[Stored data]
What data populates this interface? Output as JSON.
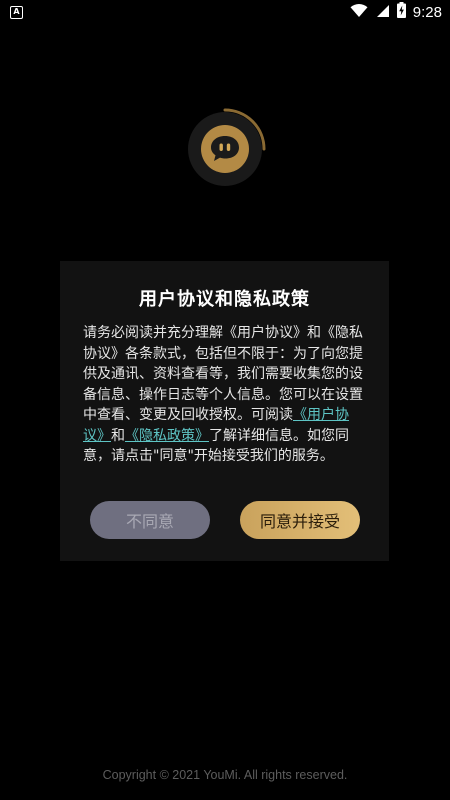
{
  "status_bar": {
    "app_badge": "A",
    "time": "9:28",
    "battery_icon": "battery-charging-icon",
    "wifi_icon": "wifi-icon",
    "signal_icon": "cellular-signal-icon"
  },
  "logo": {
    "icon": "chat-bubble-icon",
    "accent_color": "#c49a4c"
  },
  "dialog": {
    "title": "用户协议和隐私政策",
    "body_part1": "请务必阅读并充分理解《用户协议》和《隐私协议》各条款式，包括但不限于：为了向您提供及通讯、资料查看等，我们需要收集您的设备信息、操作日志等个人信息。您可以在设置中查看、变更及回收授权。可阅读",
    "link_user_agreement": "《用户协议》",
    "and_text": "和",
    "link_privacy_policy": "《隐私政策》",
    "body_part2": "了解详细信息。如您同意，请点击\"同意\"开始接受我们的服务。",
    "disagree_label": "不同意",
    "agree_label": "同意并接受",
    "link_color": "#5ec4c4"
  },
  "footer": {
    "copyright": "Copyright © 2021 YouMi. All rights reserved."
  }
}
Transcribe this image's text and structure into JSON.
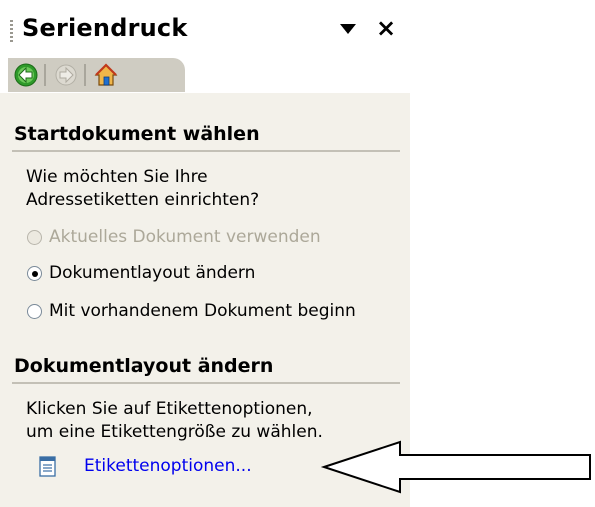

■ **WHAT YOU ARE ASKED TO DO**: Show every line that contains the word "icon".

■ **RESPONSE TO THIS EXERCISE**:
    "battery_icon": "battery-charging-icon",
    "wifi_icon": "wifi-icon",
    "signal_icon": "cellular-signal-icon"
    "icon": "chat-bubble-icon",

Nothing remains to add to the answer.